==== Data records ====

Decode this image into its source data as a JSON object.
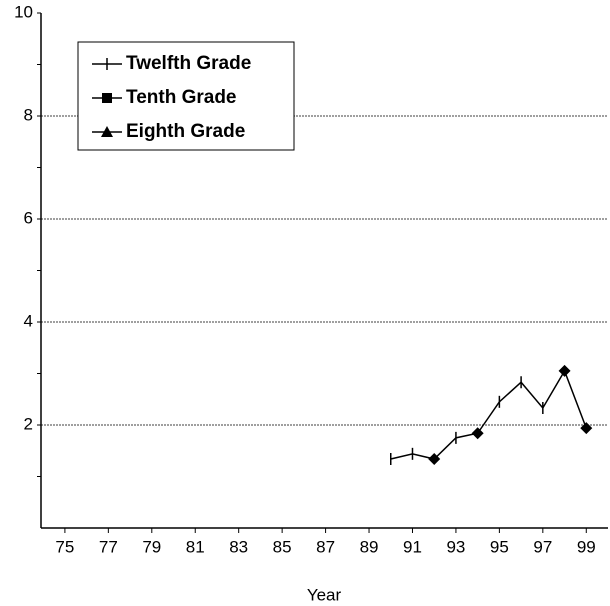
{
  "chart_data": {
    "type": "line",
    "xlabel": "Year",
    "x": [
      90,
      91,
      92,
      93,
      94,
      95,
      96,
      97,
      98,
      99
    ],
    "series": [
      {
        "name": "Twelfth Grade",
        "color": "#000000",
        "marker": "plus",
        "values": [
          1.34,
          1.44,
          1.34,
          1.75,
          1.84,
          2.45,
          2.83,
          2.33,
          3.05,
          1.94
        ],
        "point_markers": [
          "tick",
          "tick",
          "diamond",
          "tick",
          "diamond",
          "tick",
          "tick",
          "tick",
          "diamond",
          "diamond"
        ]
      },
      {
        "name": "Tenth Grade",
        "color": "#000000",
        "marker": "square",
        "values": [
          null,
          null,
          null,
          null,
          null,
          null,
          null,
          null,
          null,
          null
        ]
      },
      {
        "name": "Eighth Grade",
        "color": "#000000",
        "marker": "triangle",
        "values": [
          null,
          null,
          null,
          null,
          null,
          null,
          null,
          null,
          null,
          null
        ]
      }
    ],
    "xlim": [
      73.9,
      100
    ],
    "xticks": [
      75,
      77,
      79,
      81,
      83,
      85,
      87,
      89,
      91,
      93,
      95,
      97,
      99
    ],
    "ylim": [
      0,
      10
    ],
    "yticks": [
      2,
      4,
      6,
      8,
      10
    ],
    "yminor": [
      1,
      3,
      5,
      7,
      9
    ],
    "grid": true,
    "legend": "upper left"
  }
}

====

• [Short exercise]
Report each line in the data that holds the word "name".

• [Worked solution]
        "name": "Twelfth Grade",
        "name": "Tenth Grade",
        "name": "Eighth Grade",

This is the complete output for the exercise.